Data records
◆ ◆ ◆ ◆

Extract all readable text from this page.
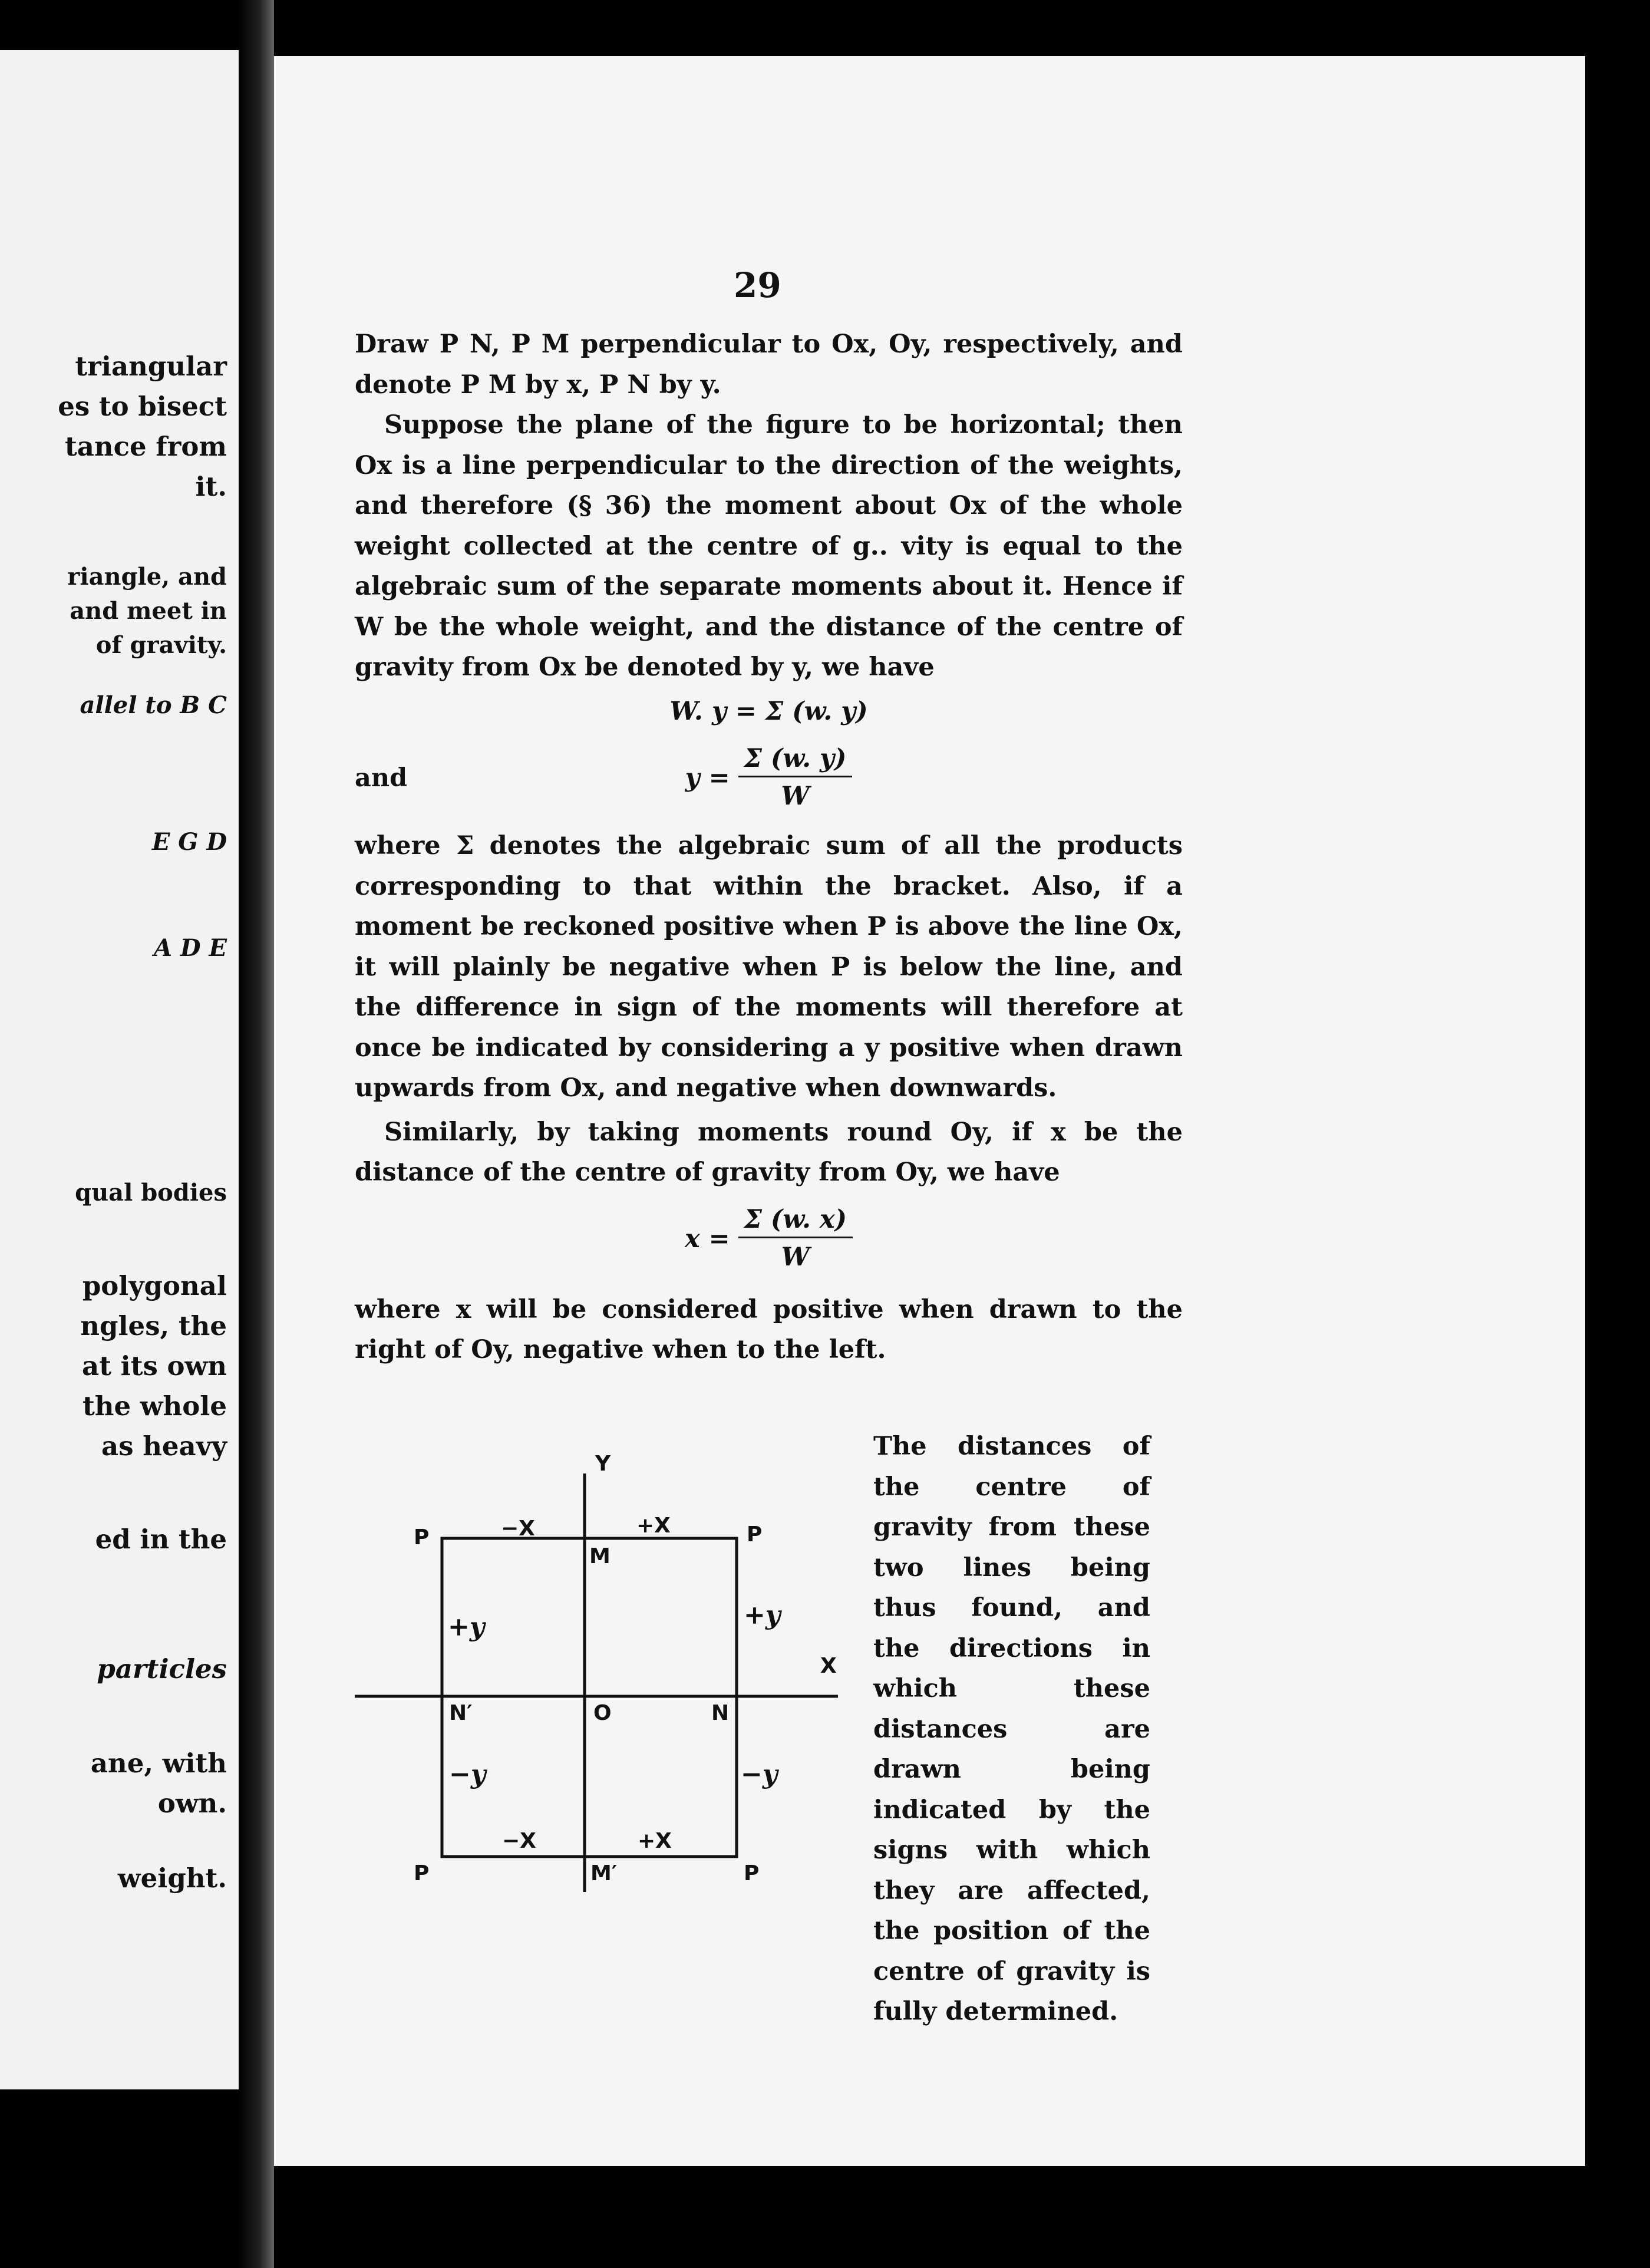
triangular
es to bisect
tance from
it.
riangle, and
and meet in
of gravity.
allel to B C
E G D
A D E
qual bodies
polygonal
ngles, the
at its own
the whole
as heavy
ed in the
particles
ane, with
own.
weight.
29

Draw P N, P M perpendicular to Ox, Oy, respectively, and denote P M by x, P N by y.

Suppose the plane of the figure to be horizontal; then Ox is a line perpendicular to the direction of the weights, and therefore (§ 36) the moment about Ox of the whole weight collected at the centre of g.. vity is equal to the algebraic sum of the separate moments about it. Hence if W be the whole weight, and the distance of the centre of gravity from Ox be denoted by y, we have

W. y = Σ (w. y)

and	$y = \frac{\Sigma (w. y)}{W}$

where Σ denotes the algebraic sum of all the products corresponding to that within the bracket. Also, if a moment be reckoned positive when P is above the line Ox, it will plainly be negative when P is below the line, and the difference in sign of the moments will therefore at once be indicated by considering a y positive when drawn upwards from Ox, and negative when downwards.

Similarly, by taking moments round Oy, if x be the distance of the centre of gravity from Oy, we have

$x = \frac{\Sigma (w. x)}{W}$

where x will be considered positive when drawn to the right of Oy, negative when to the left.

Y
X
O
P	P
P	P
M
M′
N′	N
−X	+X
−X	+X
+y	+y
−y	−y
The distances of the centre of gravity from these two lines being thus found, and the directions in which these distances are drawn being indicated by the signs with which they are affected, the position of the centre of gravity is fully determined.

◆ ◆ ◆ ◆

What is expected
Return each line exactly as written. Any picture gets left out.

Finished task
Extract all readable text from this page.
triangular
es to bisect
tance from
it.
riangle, and
and meet in
of gravity.
allel to B C
E G D
A D E
qual bodies
polygonal
ngles, the
at its own
the whole
as heavy
ed in the
particles
ane, with
own.
weight.
29

Draw P N, P M perpendicular to Ox, Oy, respectively, and denote P M by x, P N by y.

Suppose the plane of the figure to be horizontal; then Ox is a line perpendicular to the direction of the weights, and therefore (§ 36) the moment about Ox of the whole weight collected at the centre of g.. vity is equal to the algebraic sum of the separate moments about it. Hence if W be the whole weight, and the distance of the centre of gravity from Ox be denoted by y, we have

W. y = Σ (w. y)

and	$y = \frac{\Sigma (w. y)}{W}$

where Σ denotes the algebraic sum of all the products corresponding to that within the bracket. Also, if a moment be reckoned positive when P is above the line Ox, it will plainly be negative when P is below the line, and the difference in sign of the moments will therefore at once be indicated by considering a y positive when drawn upwards from Ox, and negative when downwards.

Similarly, by taking moments round Oy, if x be the distance of the centre of gravity from Oy, we have

$x = \frac{\Sigma (w. x)}{W}$

where x will be considered positive when drawn to the right of Oy, negative when to the left.

Y
X
O
P	P
P	P
M
M′
N′	N
−X	+X
−X	+X
+y	+y
−y	−y
The distances of the centre of gravity from these two lines being thus found, and the directions in which these distances are drawn being indicated by the signs with which they are affected, the position of the centre of gravity is fully determined.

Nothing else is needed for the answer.